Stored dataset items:
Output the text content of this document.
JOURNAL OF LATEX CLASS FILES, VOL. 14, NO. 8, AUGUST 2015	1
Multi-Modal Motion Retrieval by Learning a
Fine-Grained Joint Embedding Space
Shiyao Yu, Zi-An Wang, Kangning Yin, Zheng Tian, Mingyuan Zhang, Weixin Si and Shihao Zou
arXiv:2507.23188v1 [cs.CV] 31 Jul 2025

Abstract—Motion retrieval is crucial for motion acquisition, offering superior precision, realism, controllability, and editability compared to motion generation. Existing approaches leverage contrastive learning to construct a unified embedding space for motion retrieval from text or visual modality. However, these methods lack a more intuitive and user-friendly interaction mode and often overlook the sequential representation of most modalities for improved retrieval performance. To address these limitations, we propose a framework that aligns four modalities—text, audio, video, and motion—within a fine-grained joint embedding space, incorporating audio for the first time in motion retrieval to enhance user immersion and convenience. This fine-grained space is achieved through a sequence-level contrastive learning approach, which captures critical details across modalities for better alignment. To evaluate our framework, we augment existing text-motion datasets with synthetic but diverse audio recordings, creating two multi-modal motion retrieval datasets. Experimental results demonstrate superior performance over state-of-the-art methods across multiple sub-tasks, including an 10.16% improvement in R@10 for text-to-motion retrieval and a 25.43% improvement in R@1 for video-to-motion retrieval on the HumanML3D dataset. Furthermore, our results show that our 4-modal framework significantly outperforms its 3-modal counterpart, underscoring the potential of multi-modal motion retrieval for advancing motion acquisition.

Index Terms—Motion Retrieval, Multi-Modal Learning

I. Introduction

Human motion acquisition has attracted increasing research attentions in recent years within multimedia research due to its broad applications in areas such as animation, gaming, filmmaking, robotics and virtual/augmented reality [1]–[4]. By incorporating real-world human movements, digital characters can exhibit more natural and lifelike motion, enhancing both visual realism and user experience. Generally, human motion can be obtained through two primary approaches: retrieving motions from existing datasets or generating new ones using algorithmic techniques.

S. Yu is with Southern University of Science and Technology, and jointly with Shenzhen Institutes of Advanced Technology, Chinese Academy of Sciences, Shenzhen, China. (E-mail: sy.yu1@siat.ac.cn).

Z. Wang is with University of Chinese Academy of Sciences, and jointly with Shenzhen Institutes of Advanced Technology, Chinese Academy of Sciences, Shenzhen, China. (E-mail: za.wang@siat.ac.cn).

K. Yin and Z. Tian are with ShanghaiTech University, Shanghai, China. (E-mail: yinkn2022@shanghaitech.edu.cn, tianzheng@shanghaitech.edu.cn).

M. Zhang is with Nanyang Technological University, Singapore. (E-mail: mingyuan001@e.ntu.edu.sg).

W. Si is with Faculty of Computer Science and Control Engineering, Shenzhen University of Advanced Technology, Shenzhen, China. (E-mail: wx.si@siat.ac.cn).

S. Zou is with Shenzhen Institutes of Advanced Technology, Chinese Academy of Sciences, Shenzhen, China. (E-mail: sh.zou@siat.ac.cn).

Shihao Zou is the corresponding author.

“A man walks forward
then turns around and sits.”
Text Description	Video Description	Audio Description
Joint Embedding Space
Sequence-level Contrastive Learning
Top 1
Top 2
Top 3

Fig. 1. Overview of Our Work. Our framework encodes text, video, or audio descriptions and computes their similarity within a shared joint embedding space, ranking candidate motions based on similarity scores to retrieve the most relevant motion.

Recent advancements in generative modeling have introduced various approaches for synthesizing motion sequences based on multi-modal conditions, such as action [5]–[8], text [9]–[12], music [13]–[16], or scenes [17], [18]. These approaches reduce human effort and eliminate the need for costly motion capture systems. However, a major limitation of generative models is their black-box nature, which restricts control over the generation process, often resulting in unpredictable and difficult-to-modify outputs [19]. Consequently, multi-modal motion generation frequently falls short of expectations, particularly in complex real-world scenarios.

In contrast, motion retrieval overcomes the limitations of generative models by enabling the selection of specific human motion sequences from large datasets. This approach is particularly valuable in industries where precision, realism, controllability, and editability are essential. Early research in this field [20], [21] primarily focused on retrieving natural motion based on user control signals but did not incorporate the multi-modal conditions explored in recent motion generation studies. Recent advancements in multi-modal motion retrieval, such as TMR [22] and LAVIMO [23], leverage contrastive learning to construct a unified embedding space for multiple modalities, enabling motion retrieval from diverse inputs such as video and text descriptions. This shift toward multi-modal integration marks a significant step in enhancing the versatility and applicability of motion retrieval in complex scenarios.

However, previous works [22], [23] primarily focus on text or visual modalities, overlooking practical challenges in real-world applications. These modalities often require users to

■ **The request**: Faithfully copy every entry, leaving nothing out.

■ **Output for this exercise**:
Output the text content of this document.
JOURNAL OF LATEX CLASS FILES, VOL. 14, NO. 8, AUGUST 2015	1
Multi-Modal Motion Retrieval by Learning a
Fine-Grained Joint Embedding Space
Shiyao Yu, Zi-An Wang, Kangning Yin, Zheng Tian, Mingyuan Zhang, Weixin Si and Shihao Zou
arXiv:2507.23188v1 [cs.CV] 31 Jul 2025

Abstract—Motion retrieval is crucial for motion acquisition, offering superior precision, realism, controllability, and editability compared to motion generation. Existing approaches leverage contrastive learning to construct a unified embedding space for motion retrieval from text or visual modality. However, these methods lack a more intuitive and user-friendly interaction mode and often overlook the sequential representation of most modalities for improved retrieval performance. To address these limitations, we propose a framework that aligns four modalities—text, audio, video, and motion—within a fine-grained joint embedding space, incorporating audio for the first time in motion retrieval to enhance user immersion and convenience. This fine-grained space is achieved through a sequence-level contrastive learning approach, which captures critical details across modalities for better alignment. To evaluate our framework, we augment existing text-motion datasets with synthetic but diverse audio recordings, creating two multi-modal motion retrieval datasets. Experimental results demonstrate superior performance over state-of-the-art methods across multiple sub-tasks, including an 10.16% improvement in R@10 for text-to-motion retrieval and a 25.43% improvement in R@1 for video-to-motion retrieval on the HumanML3D dataset. Furthermore, our results show that our 4-modal framework significantly outperforms its 3-modal counterpart, underscoring the potential of multi-modal motion retrieval for advancing motion acquisition.

Index Terms—Motion Retrieval, Multi-Modal Learning

I. Introduction

Human motion acquisition has attracted increasing research attentions in recent years within multimedia research due to its broad applications in areas such as animation, gaming, filmmaking, robotics and virtual/augmented reality [1]–[4]. By incorporating real-world human movements, digital characters can exhibit more natural and lifelike motion, enhancing both visual realism and user experience. Generally, human motion can be obtained through two primary approaches: retrieving motions from existing datasets or generating new ones using algorithmic techniques.

S. Yu is with Southern University of Science and Technology, and jointly with Shenzhen Institutes of Advanced Technology, Chinese Academy of Sciences, Shenzhen, China. (E-mail: sy.yu1@siat.ac.cn).

Z. Wang is with University of Chinese Academy of Sciences, and jointly with Shenzhen Institutes of Advanced Technology, Chinese Academy of Sciences, Shenzhen, China. (E-mail: za.wang@siat.ac.cn).

K. Yin and Z. Tian are with ShanghaiTech University, Shanghai, China. (E-mail: yinkn2022@shanghaitech.edu.cn, tianzheng@shanghaitech.edu.cn).

M. Zhang is with Nanyang Technological University, Singapore. (E-mail: mingyuan001@e.ntu.edu.sg).

W. Si is with Faculty of Computer Science and Control Engineering, Shenzhen University of Advanced Technology, Shenzhen, China. (E-mail: wx.si@siat.ac.cn).

S. Zou is with Shenzhen Institutes of Advanced Technology, Chinese Academy of Sciences, Shenzhen, China. (E-mail: sh.zou@siat.ac.cn).

Shihao Zou is the corresponding author.

“A man walks forward
then turns around and sits.”
Text Description	Video Description	Audio Description
Joint Embedding Space
Sequence-level Contrastive Learning
Top 1
Top 2
Top 3

Fig. 1. Overview of Our Work. Our framework encodes text, video, or audio descriptions and computes their similarity within a shared joint embedding space, ranking candidate motions based on similarity scores to retrieve the most relevant motion.

Recent advancements in generative modeling have introduced various approaches for synthesizing motion sequences based on multi-modal conditions, such as action [5]–[8], text [9]–[12], music [13]–[16], or scenes [17], [18]. These approaches reduce human effort and eliminate the need for costly motion capture systems. However, a major limitation of generative models is their black-box nature, which restricts control over the generation process, often resulting in unpredictable and difficult-to-modify outputs [19]. Consequently, multi-modal motion generation frequently falls short of expectations, particularly in complex real-world scenarios.

In contrast, motion retrieval overcomes the limitations of generative models by enabling the selection of specific human motion sequences from large datasets. This approach is particularly valuable in industries where precision, realism, controllability, and editability are essential. Early research in this field [20], [21] primarily focused on retrieving natural motion based on user control signals but did not incorporate the multi-modal conditions explored in recent motion generation studies. Recent advancements in multi-modal motion retrieval, such as TMR [22] and LAVIMO [23], leverage contrastive learning to construct a unified embedding space for multiple modalities, enabling motion retrieval from diverse inputs such as video and text descriptions. This shift toward multi-modal integration marks a significant step in enhancing the versatility and applicability of motion retrieval in complex scenarios.

However, previous works [22], [23] primarily focus on text or visual modalities, overlooking practical challenges in real-world applications. These modalities often require users to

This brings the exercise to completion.